(Element and region data)
· · · ·

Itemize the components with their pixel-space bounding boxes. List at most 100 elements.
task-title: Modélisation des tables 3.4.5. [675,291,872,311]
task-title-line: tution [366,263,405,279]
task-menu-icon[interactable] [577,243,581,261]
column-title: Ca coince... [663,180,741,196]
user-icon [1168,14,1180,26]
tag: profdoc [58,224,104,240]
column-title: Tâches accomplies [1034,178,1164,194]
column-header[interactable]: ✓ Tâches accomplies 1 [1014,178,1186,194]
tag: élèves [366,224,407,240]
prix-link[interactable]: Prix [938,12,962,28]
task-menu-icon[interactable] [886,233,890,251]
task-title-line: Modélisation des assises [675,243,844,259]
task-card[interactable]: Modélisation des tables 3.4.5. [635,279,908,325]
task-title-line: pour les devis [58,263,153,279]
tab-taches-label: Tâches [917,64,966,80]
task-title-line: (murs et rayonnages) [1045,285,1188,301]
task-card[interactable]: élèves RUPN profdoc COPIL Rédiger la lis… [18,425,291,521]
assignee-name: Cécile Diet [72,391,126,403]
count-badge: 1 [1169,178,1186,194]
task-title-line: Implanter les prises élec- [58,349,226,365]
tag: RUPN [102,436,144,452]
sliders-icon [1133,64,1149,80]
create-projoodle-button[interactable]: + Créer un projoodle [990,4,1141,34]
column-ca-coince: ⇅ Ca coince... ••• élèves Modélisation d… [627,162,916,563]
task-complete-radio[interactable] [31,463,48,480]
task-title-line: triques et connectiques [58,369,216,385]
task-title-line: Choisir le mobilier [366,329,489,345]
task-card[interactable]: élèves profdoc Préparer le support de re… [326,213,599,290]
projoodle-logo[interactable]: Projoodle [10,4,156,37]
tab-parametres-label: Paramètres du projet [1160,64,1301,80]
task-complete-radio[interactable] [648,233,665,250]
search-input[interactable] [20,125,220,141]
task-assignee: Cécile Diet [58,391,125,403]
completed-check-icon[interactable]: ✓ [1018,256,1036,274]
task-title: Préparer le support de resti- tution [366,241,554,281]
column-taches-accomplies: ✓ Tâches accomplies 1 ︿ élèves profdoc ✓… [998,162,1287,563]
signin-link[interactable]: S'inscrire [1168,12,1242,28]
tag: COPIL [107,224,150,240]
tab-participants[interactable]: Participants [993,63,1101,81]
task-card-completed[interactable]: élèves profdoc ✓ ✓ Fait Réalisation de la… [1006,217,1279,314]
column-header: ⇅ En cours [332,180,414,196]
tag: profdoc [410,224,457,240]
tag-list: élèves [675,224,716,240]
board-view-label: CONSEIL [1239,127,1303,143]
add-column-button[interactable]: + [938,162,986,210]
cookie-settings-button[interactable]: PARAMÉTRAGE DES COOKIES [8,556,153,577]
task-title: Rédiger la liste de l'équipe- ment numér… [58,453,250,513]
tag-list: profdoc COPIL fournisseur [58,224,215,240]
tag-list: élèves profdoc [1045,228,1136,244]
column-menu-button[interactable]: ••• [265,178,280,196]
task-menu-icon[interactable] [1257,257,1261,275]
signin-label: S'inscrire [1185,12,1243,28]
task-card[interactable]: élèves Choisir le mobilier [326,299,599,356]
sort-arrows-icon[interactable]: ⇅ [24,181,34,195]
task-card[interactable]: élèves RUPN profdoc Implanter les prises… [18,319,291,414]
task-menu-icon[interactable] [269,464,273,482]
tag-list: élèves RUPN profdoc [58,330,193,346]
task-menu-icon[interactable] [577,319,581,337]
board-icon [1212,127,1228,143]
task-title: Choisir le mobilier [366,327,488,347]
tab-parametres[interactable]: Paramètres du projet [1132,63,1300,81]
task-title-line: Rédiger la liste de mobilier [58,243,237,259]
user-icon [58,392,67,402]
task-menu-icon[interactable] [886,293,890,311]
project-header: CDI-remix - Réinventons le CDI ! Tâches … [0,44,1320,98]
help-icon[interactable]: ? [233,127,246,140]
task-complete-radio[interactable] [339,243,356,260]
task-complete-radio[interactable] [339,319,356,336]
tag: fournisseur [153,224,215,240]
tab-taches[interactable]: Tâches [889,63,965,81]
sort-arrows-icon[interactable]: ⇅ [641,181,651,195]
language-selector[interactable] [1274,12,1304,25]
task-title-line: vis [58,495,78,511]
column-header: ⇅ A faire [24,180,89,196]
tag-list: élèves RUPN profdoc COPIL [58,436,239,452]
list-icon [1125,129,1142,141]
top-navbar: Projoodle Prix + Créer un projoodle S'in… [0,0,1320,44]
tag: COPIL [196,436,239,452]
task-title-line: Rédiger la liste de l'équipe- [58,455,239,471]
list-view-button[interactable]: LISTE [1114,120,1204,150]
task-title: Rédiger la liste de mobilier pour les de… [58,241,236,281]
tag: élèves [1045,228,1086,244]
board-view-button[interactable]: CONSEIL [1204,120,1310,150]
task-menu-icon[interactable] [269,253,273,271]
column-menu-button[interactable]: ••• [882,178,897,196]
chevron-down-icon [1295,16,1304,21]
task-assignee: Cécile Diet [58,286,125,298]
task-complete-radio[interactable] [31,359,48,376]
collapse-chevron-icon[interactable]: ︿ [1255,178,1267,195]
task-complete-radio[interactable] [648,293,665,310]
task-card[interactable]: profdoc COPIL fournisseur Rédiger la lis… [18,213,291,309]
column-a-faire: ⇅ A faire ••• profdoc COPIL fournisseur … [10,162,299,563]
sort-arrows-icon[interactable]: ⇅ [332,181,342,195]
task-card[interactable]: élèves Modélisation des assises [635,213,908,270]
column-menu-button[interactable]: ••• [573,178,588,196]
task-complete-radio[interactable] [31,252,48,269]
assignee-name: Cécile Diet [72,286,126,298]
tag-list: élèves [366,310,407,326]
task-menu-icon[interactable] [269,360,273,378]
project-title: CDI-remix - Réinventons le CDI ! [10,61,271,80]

· · · ·

AIM
Change "task-complete-radio" to "task-done-radio" in every row and write the lines out again with nothing else altered.

RESULT
Itemize the components with their pixel-space bounding boxes. List at most 100 elements.
task-title: Modélisation des tables 3.4.5. [675,291,872,311]
task-title-line: tution [366,263,405,279]
task-menu-icon[interactable] [577,243,581,261]
column-title: Ca coince... [663,180,741,196]
user-icon [1168,14,1180,26]
tag: profdoc [58,224,104,240]
column-title: Tâches accomplies [1034,178,1164,194]
column-header[interactable]: ✓ Tâches accomplies 1 [1014,178,1186,194]
tag: élèves [366,224,407,240]
prix-link[interactable]: Prix [938,12,962,28]
task-menu-icon[interactable] [886,233,890,251]
task-title-line: Modélisation des assises [675,243,844,259]
task-card[interactable]: Modélisation des tables 3.4.5. [635,279,908,325]
task-title-line: pour les devis [58,263,153,279]
tab-taches-label: Tâches [917,64,966,80]
task-title-line: (murs et rayonnages) [1045,285,1188,301]
task-card[interactable]: élèves RUPN profdoc COPIL Rédiger la lis… [18,425,291,521]
assignee-name: Cécile Diet [72,391,126,403]
count-badge: 1 [1169,178,1186,194]
task-title-line: Implanter les prises élec- [58,349,226,365]
tag: RUPN [102,436,144,452]
sliders-icon [1133,64,1149,80]
create-projoodle-button[interactable]: + Créer un projoodle [990,4,1141,34]
column-ca-coince: ⇅ Ca coince... ••• élèves Modélisation d… [627,162,916,563]
task-done-radio[interactable] [31,463,48,480]
task-title-line: triques et connectiques [58,369,216,385]
task-title-line: Choisir le mobilier [366,329,489,345]
task-card[interactable]: élèves profdoc Préparer le support de re… [326,213,599,290]
projoodle-logo[interactable]: Projoodle [10,4,156,37]
tab-parametres-label: Paramètres du projet [1160,64,1301,80]
task-done-radio[interactable] [648,233,665,250]
search-input[interactable] [20,125,220,141]
task-assignee: Cécile Diet [58,391,125,403]
completed-check-icon[interactable]: ✓ [1018,256,1036,274]
task-title: Préparer le support de resti- tution [366,241,554,281]
column-taches-accomplies: ✓ Tâches accomplies 1 ︿ élèves profdoc ✓… [998,162,1287,563]
signin-link[interactable]: S'inscrire [1168,12,1242,28]
tag: COPIL [107,224,150,240]
tab-participants[interactable]: Participants [993,63,1101,81]
task-card-completed[interactable]: élèves profdoc ✓ ✓ Fait Réalisation de la… [1006,217,1279,314]
column-header: ⇅ En cours [332,180,414,196]
tag: profdoc [410,224,457,240]
tag-list: élèves [675,224,716,240]
board-view-label: CONSEIL [1239,127,1303,143]
add-column-button[interactable]: + [938,162,986,210]
cookie-settings-button[interactable]: PARAMÉTRAGE DES COOKIES [8,556,153,577]
task-title: Rédiger la liste de l'équipe- ment numér… [58,453,250,513]
tag-list: profdoc COPIL fournisseur [58,224,215,240]
tag-list: élèves profdoc [1045,228,1136,244]
column-menu-button[interactable]: ••• [265,178,280,196]
task-menu-icon[interactable] [1257,257,1261,275]
signin-label: S'inscrire [1185,12,1243,28]
task-card[interactable]: élèves Choisir le mobilier [326,299,599,356]
sort-arrows-icon[interactable]: ⇅ [24,181,34,195]
task-card[interactable]: élèves RUPN profdoc Implanter les prises… [18,319,291,414]
task-menu-icon[interactable] [269,464,273,482]
tag-list: élèves RUPN profdoc [58,330,193,346]
task-menu-icon[interactable] [577,319,581,337]
board-icon [1212,127,1228,143]
task-title: Choisir le mobilier [366,327,488,347]
tab-parametres[interactable]: Paramètres du projet [1132,63,1300,81]
task-title-line: Rédiger la liste de mobilier [58,243,237,259]
user-icon [58,392,67,402]
task-menu-icon[interactable] [886,293,890,311]
project-header: CDI-remix - Réinventons le CDI ! Tâches … [0,44,1320,98]
help-icon[interactable]: ? [233,127,246,140]
task-done-radio[interactable] [339,243,356,260]
task-done-radio[interactable] [339,319,356,336]
tag: fournisseur [153,224,215,240]
tab-taches[interactable]: Tâches [889,63,965,81]
sort-arrows-icon[interactable]: ⇅ [641,181,651,195]
language-selector[interactable] [1274,12,1304,25]
task-title-line: vis [58,495,78,511]
column-header: ⇅ A faire [24,180,89,196]
tag-list: élèves RUPN profdoc COPIL [58,436,239,452]
list-icon [1125,129,1142,141]
top-navbar: Projoodle Prix + Créer un projoodle S'in… [0,0,1320,44]
tag: COPIL [196,436,239,452]
task-title-line: Rédiger la liste de l'équipe- [58,455,239,471]
list-view-button[interactable]: LISTE [1114,120,1204,150]
task-title: Rédiger la liste de mobilier pour les de… [58,241,236,281]
tag: élèves [1045,228,1086,244]
board-view-button[interactable]: CONSEIL [1204,120,1310,150]
task-menu-icon[interactable] [269,253,273,271]
column-menu-button[interactable]: ••• [882,178,897,196]
chevron-down-icon [1295,16,1304,21]
task-assignee: Cécile Diet [58,286,125,298]
task-done-radio[interactable] [31,359,48,376]
collapse-chevron-icon[interactable]: ︿ [1255,178,1267,195]
task-done-radio[interactable] [648,293,665,310]
task-card[interactable]: profdoc COPIL fournisseur Rédiger la lis… [18,213,291,309]
column-a-faire: ⇅ A faire ••• profdoc COPIL fournisseur … [10,162,299,563]
sort-arrows-icon[interactable]: ⇅ [332,181,342,195]
task-card[interactable]: élèves Modélisation des assises [635,213,908,270]
column-menu-button[interactable]: ••• [573,178,588,196]
task-done-radio[interactable] [31,252,48,269]
assignee-name: Cécile Diet [72,286,126,298]
tag-list: élèves [366,310,407,326]
task-menu-icon[interactable] [269,360,273,378]
project-title: CDI-remix - Réinventons le CDI ! [10,61,271,80]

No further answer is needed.